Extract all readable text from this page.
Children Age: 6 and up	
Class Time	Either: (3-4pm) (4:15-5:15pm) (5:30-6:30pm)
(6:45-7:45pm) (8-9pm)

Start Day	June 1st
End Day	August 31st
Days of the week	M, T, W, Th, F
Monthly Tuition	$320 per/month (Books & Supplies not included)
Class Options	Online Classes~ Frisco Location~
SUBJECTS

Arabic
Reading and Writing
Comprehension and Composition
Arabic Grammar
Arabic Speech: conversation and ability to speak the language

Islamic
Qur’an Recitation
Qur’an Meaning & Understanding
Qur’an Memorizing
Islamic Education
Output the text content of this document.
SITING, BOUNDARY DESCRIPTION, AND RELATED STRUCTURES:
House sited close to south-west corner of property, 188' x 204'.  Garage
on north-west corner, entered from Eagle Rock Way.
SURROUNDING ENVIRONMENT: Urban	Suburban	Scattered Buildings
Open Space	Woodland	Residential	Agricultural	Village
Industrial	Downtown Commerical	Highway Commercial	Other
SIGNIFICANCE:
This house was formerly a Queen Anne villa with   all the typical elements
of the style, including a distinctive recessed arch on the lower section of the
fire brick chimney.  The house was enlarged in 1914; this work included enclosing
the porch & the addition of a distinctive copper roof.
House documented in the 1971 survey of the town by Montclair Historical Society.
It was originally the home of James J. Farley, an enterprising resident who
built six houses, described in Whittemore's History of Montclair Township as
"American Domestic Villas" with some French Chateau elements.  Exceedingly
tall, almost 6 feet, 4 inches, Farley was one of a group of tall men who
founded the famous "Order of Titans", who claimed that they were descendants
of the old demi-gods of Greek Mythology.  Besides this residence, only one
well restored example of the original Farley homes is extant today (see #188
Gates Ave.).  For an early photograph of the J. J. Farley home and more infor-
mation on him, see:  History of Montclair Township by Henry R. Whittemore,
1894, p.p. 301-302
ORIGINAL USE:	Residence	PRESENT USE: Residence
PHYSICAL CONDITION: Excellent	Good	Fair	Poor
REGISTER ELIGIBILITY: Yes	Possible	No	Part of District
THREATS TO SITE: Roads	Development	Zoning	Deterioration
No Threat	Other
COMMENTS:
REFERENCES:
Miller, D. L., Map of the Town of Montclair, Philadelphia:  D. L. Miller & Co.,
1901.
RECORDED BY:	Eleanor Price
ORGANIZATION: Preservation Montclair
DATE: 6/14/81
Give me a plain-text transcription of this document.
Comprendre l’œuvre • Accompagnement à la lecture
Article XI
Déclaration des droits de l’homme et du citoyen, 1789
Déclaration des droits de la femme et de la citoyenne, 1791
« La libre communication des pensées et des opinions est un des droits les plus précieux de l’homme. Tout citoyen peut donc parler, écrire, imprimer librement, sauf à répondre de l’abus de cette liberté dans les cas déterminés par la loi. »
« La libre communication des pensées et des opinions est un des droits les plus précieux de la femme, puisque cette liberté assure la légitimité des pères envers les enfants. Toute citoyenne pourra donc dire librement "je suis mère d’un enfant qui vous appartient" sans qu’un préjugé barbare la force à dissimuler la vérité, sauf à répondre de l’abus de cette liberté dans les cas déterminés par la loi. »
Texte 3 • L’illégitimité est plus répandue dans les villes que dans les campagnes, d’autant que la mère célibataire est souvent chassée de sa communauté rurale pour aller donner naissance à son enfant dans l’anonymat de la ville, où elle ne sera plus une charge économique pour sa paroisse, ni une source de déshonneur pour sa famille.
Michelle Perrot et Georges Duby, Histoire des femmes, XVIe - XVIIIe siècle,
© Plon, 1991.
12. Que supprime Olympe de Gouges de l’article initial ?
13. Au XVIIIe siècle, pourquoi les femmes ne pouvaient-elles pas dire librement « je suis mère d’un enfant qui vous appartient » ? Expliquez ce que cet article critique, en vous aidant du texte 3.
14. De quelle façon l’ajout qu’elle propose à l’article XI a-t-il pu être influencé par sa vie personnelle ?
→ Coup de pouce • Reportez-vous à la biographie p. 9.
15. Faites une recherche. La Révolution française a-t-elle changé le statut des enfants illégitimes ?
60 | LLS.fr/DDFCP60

Short problem. Lines containing the string "opinions" should be counted; reply with their number and nothing more.

Solution to this exercise. 2